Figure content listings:
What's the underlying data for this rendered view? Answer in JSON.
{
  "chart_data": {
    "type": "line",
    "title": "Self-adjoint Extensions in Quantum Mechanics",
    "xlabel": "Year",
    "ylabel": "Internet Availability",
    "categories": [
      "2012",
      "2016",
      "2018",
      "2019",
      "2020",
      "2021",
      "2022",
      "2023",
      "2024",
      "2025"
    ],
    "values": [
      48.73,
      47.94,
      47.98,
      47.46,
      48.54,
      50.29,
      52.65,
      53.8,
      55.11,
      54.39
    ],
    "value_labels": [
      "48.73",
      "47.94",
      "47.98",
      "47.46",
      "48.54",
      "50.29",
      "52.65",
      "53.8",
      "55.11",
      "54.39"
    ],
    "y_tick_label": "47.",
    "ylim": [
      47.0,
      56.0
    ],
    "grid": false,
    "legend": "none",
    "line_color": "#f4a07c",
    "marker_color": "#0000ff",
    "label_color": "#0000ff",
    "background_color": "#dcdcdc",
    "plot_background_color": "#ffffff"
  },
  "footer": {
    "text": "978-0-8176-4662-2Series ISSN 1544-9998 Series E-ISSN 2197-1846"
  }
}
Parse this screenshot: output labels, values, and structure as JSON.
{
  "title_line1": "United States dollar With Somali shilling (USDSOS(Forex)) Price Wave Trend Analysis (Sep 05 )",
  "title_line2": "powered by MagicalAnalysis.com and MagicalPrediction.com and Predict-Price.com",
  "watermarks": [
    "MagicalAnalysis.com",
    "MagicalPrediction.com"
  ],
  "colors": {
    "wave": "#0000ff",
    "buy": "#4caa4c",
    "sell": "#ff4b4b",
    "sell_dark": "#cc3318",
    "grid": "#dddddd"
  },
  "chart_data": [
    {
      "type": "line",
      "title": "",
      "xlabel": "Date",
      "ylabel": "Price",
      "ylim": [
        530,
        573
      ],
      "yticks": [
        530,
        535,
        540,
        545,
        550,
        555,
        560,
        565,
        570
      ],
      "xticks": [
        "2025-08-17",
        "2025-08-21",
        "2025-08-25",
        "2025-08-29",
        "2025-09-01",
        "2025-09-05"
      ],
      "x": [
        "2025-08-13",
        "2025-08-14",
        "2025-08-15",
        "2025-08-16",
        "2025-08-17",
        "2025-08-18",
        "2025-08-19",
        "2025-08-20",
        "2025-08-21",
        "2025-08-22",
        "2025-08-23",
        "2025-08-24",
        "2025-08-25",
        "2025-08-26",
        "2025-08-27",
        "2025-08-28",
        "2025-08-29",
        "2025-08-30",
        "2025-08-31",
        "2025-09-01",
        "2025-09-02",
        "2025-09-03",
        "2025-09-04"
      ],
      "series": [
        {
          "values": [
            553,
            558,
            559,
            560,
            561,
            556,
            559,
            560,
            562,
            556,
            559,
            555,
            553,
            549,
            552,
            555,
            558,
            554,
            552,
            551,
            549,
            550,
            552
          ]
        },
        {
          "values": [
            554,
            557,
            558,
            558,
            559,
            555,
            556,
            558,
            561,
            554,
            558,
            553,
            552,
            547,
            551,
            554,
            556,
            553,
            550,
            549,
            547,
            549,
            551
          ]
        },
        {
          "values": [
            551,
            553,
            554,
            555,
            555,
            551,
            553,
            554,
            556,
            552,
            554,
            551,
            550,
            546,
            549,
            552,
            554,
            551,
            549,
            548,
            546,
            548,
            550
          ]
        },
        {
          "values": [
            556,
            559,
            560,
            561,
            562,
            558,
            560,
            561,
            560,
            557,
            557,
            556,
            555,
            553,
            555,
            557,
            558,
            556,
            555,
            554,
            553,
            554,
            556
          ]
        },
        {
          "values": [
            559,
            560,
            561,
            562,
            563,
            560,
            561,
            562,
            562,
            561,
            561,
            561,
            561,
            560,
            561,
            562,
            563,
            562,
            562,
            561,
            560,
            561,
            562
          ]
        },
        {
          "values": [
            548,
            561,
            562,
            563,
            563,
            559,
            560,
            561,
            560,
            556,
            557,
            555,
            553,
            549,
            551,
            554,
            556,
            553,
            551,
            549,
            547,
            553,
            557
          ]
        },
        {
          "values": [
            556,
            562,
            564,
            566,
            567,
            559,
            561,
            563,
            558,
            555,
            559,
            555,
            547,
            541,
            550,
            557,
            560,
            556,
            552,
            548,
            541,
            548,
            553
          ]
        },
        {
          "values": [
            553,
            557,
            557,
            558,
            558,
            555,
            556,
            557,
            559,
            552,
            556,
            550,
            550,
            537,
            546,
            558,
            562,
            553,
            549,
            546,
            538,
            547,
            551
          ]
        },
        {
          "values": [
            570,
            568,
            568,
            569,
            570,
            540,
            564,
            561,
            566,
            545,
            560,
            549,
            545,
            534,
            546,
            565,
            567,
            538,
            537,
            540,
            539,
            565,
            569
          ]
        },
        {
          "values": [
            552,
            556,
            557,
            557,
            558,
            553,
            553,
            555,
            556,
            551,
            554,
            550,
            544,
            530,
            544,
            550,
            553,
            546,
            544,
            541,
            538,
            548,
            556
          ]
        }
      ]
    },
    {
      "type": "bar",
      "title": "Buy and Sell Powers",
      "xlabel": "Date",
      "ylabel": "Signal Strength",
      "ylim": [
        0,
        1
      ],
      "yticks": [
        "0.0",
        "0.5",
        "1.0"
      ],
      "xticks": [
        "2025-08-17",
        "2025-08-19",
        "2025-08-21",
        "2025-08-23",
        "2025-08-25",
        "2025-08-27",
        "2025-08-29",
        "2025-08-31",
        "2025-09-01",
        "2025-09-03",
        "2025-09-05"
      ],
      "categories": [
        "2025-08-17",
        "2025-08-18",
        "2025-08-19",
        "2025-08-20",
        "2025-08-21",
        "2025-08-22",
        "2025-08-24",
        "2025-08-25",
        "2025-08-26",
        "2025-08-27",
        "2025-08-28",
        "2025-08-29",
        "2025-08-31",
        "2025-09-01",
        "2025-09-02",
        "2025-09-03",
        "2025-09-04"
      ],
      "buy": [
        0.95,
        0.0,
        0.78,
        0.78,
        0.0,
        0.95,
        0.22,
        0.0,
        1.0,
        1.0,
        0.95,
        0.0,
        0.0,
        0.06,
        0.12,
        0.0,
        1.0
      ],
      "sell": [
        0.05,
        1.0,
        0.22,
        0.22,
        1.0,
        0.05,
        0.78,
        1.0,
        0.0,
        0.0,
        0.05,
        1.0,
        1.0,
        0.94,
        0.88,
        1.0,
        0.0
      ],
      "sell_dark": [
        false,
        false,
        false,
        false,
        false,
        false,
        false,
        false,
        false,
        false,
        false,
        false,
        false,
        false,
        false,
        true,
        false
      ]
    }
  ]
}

Request:
Above are the entries; count how many of their lines contain the word "ylabel" and give only that number.

Response:
3